--- 本文 ---
• • • • •

白取さんは、ほんとに あの、ニーチェ を、すごく わかりやすく伝えてくれる っていうのをね、
すごく 重要なことだと思いますし、
これで、ほんとの ニーチェ の、興味 持って、読んでみて下さい。
すんごい 難しいから(笑)あの(笑)
あの、ビックリする言葉、並べられたりとか。

でも、面白いんですよね。 ある本では、主人公だけ 名前があって、他は なんか、道化師とか。
名前じゃなくて、違うもので書いてたりとか。
それが、確かに なんか、想像させるというか、
道化師は、これ もしかしたら、なんとか体制の、こういう社会を表してる存在なのかな とか。

いろんな人が、こう、言われる、人物でもあるし。
ニーチェ っていうのはね、また 深いですよね。
だから 僕、勝手に、ニーチェ って なんか、今に繋がる言葉 っていうのを、
ほんとに、たくさん残しているんだと思うんですよね。
その時代に、あり得ない って言われてた ニーチェの言葉 というか、ニーチェの哲学 っていうの?
何が見えてて、そういう文章、その時代に残せたんだろうか っていうと、
すごい、ニーチェ っていう人を、こう、会ってみたい というか、わかんない。
その、半年に一回 会うぐらいでいいよ って言ってたけど、
その なんか、後半、何が見えてたんだろう とか、
おかしくなった って、その時代の人は 判断をして、病院に連れてったけど、
でも、今の人達が会ってたら、おかしくなってないかもしれないし、
なんか、違うものを、ほんとに 見えていたのかもしれないし。
なんか、真理とか 気付き過ぎて。

• • • • •

--- 提示資料 ---
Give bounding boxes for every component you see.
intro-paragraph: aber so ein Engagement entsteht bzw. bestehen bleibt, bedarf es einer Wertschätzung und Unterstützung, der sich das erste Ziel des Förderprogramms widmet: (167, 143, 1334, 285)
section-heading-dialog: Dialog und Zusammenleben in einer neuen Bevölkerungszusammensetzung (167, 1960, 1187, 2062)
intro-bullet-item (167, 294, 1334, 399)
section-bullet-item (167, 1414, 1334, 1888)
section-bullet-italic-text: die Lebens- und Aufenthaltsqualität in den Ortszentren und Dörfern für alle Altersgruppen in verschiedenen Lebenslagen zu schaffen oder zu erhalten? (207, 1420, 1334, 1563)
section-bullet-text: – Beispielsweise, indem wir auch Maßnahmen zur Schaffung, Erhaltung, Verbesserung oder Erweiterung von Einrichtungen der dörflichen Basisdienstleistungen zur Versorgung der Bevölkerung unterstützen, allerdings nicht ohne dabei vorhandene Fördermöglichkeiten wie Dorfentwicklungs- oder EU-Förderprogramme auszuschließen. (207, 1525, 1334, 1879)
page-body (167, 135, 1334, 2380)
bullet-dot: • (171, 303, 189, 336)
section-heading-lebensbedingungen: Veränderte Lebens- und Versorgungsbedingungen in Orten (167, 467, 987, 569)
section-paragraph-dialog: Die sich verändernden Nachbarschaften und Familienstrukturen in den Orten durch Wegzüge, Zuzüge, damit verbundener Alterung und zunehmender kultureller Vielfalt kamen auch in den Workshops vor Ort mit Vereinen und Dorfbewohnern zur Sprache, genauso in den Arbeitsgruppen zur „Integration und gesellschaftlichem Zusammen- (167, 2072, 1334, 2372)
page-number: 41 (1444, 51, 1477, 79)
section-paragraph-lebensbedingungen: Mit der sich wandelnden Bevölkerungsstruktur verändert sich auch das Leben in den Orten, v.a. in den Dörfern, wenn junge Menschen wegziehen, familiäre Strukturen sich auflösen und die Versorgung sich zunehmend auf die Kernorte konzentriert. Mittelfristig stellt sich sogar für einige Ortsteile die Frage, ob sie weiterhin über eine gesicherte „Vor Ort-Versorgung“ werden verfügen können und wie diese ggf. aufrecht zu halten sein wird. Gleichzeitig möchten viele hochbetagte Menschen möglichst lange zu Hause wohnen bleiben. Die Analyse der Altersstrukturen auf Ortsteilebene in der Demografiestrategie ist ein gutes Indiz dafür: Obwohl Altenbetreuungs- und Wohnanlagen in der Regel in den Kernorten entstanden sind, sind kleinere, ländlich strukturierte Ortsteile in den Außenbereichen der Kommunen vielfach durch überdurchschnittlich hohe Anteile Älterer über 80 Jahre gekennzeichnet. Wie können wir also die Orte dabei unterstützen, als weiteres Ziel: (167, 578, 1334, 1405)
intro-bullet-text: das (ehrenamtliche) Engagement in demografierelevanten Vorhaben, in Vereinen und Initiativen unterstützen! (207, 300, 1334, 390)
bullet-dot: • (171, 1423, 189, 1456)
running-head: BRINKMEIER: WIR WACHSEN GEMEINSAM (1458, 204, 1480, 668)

• • • • •

--- 課題一覧 ---
- a) ニーチェについての語りを読み、次の問いに答えよ。
(i) 白取さんについて、語り手が重要だと述べているのはどんなことか。
(ii) ある本で、名前があるのは誰だけだと述べられているか。
(iii) その時代の人は、ニーチェをどう判断し、どこへ連れて行ったと述べられているか。
- b) ニーチェについての語りを、最後の文に続けて書き継げ。

--- 課題の解答 ---
- a)
(i) ニーチェを、すごくわかりやすく伝えてくれること。
(ii) 主人公だけ。
(iii) おかしくなったと判断し、病院に連れて行った。

- b)
だから、こういうふうに考えちゃうのも、ニーチェ は、すごく、
いろんなことを 考えさせられる、人なんだろうな とか、
なんか、残して行った人なんだろうな っていうのを、すごく 思いますね。

じゃ、最後に、この、白取さんの書かれた、ニーチェ の言葉の中から、
僕の好きな言葉を 一つ、挙げたいと思います。
ニーチェ が、残した言葉。

若い人たちへ
自由な高みへと、きみは行こうとしている。
しかしながら、そういう きみは、若さゆえに 多くの危険に さらされている。
しかし わたしは 切に願う。
きみの 愛と希望を、決して 捨て去ったりするな、と。
きみの魂に住む 気高い英雄を捨てるな、と。
きみの希望の最高峰を、神聖なるものとして 保ち続けてくれ。



(曲)
JOHN LENNON 『#9 DREAM』

Walls & Bridges



(白取さんからの コメント)

「岡田さんが、これだけね、勉強してくんだったら、僕も もうちょっと、勉強してくれば、
もっと詳しく言えたかなと思います。 それ、残念ですね。
ニーチェ は、学者の考える ニーチェ が、ニーチェ だけじゃないです。